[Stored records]
——

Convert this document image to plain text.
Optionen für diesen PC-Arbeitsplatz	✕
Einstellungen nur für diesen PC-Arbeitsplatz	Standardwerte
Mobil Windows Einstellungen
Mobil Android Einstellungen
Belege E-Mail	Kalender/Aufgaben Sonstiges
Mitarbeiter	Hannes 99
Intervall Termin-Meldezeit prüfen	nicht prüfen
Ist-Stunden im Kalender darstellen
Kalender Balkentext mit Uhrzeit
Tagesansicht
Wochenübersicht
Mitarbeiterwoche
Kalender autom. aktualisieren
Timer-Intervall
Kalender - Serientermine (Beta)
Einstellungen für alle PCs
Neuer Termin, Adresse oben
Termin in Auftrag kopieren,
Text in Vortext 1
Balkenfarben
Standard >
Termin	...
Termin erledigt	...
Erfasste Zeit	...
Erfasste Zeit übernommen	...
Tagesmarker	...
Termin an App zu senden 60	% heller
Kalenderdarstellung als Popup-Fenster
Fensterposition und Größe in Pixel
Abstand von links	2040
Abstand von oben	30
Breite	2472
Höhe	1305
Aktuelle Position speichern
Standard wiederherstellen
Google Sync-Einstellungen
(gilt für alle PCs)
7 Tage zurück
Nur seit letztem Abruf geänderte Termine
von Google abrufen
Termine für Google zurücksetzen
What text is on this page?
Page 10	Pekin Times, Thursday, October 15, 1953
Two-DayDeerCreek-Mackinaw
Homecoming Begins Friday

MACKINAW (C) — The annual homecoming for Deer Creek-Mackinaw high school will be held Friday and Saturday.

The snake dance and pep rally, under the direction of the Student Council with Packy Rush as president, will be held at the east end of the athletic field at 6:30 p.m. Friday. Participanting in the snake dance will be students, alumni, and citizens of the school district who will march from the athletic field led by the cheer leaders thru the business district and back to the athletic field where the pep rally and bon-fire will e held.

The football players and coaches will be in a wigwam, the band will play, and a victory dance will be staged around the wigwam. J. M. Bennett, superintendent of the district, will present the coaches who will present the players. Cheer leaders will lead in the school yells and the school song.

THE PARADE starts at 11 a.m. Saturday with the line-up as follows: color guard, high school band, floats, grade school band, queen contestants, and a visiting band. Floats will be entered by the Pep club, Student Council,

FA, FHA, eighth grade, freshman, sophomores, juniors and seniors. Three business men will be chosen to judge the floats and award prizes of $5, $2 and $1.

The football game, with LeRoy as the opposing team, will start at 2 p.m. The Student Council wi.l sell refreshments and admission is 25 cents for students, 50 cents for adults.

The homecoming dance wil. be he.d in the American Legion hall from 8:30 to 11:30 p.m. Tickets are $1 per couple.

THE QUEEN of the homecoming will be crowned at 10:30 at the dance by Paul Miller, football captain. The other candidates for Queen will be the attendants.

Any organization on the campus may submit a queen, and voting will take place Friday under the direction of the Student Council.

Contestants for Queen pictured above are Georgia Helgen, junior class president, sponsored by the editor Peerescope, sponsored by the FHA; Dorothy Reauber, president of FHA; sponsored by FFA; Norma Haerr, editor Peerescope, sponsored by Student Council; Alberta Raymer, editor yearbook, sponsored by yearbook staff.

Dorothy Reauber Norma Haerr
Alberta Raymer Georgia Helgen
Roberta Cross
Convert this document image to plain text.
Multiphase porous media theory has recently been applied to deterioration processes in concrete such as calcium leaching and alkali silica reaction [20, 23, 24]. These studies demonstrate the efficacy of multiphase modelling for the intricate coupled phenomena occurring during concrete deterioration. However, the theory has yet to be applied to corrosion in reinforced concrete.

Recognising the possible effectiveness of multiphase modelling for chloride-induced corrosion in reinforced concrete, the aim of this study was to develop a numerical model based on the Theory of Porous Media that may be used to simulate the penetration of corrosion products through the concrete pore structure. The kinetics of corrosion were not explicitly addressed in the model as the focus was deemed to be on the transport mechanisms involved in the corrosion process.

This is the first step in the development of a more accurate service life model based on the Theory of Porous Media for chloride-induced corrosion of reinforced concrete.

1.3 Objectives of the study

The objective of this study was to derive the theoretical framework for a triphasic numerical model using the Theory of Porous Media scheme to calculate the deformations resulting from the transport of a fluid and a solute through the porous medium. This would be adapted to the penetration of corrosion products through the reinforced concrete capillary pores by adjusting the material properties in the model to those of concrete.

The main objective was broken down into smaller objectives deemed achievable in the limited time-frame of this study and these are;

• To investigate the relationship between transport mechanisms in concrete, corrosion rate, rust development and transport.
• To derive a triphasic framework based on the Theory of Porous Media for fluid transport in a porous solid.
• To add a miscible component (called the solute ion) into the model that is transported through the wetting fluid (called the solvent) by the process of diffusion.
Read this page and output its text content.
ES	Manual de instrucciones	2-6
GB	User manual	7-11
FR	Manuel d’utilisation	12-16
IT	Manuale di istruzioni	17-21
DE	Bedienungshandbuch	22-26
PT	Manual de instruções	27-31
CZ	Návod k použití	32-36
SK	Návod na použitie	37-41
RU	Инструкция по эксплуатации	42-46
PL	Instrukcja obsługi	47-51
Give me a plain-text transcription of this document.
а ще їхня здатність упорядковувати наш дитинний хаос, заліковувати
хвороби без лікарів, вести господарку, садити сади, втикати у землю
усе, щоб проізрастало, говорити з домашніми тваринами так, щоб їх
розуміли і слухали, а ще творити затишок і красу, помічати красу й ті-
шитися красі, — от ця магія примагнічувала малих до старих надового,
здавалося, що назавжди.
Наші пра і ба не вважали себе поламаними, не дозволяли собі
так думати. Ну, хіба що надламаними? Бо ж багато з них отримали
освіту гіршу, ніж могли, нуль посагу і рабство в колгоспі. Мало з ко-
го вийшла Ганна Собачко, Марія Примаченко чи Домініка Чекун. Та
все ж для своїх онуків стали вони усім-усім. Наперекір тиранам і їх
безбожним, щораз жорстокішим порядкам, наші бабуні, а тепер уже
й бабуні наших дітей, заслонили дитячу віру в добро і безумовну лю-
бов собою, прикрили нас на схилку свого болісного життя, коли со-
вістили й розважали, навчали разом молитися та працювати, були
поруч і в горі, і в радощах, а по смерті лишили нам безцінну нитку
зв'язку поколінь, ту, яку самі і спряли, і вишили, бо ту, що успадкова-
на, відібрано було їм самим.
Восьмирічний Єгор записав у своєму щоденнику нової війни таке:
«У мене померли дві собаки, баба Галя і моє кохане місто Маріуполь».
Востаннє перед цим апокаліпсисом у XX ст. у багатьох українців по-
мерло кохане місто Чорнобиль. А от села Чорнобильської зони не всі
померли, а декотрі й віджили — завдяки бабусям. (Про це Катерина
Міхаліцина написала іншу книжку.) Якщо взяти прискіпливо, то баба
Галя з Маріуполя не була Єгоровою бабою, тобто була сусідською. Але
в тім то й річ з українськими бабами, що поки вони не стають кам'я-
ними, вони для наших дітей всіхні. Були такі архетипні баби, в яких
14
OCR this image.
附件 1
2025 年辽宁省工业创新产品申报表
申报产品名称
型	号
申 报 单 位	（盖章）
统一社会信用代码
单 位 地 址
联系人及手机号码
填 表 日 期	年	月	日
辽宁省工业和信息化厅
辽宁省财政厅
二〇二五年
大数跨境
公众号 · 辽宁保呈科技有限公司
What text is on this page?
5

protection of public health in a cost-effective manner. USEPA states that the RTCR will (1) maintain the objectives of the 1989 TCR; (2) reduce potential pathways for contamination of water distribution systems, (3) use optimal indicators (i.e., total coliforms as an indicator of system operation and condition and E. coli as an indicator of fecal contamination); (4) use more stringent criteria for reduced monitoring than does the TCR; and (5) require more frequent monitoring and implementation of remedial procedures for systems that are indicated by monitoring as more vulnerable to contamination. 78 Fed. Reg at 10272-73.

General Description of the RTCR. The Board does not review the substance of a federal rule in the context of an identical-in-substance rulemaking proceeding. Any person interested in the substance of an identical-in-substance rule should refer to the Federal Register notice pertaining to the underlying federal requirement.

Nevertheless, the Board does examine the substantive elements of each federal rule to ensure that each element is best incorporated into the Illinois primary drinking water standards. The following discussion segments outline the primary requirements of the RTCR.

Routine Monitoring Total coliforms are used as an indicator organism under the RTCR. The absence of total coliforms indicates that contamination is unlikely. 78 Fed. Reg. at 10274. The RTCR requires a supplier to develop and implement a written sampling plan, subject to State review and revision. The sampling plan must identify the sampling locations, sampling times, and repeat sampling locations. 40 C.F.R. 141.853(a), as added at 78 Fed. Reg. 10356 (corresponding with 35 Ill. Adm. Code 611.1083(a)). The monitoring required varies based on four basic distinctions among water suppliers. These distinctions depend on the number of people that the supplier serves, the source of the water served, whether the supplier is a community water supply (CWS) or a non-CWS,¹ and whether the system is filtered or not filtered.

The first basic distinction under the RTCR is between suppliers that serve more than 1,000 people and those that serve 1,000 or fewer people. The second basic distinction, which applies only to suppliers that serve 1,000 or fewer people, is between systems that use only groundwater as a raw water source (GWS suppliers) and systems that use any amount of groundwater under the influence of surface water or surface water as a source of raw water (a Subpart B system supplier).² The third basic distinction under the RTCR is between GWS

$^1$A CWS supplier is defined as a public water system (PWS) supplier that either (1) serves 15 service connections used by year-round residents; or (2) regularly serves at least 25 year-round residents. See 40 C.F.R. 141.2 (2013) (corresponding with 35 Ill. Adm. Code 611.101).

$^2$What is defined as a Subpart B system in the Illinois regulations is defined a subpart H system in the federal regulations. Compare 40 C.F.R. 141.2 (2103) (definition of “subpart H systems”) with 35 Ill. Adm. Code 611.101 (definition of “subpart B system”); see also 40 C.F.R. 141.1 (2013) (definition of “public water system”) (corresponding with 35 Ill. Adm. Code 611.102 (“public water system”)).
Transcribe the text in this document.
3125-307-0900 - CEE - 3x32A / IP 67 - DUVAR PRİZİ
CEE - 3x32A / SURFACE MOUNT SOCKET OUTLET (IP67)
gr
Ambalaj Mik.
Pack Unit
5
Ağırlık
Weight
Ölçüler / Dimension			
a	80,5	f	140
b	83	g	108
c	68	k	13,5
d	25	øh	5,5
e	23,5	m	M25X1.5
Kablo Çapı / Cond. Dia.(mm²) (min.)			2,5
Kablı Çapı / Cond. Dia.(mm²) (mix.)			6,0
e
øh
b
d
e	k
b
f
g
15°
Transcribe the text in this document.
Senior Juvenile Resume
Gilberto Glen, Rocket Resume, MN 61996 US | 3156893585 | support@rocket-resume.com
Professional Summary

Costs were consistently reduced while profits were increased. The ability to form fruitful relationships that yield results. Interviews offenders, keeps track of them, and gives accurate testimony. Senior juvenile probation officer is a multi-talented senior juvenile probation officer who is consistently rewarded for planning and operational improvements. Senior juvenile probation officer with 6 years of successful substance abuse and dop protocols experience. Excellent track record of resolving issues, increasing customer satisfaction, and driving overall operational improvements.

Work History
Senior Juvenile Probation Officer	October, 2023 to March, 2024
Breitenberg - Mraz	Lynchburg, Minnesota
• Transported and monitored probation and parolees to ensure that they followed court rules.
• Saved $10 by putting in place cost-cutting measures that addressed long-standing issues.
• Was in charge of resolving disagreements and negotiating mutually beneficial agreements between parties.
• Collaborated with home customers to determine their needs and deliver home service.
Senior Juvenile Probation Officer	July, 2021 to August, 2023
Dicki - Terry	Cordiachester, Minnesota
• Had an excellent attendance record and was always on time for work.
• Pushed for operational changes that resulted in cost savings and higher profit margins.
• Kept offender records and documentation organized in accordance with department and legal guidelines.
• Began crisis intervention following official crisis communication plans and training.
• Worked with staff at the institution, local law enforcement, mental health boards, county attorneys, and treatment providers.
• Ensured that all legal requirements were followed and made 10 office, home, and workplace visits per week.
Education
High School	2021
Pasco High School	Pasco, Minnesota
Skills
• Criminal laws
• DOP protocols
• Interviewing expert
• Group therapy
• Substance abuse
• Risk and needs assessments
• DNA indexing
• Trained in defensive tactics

——

# [Task details]
Extract all lines from the material above that include the word "наших".

# [Finished exercise]
й бабуні наших дітей, заслонили дитячу віру в добро і безумовну лю-
ними, вони для наших дітей всіхні. Були такі архетипні баби, в яких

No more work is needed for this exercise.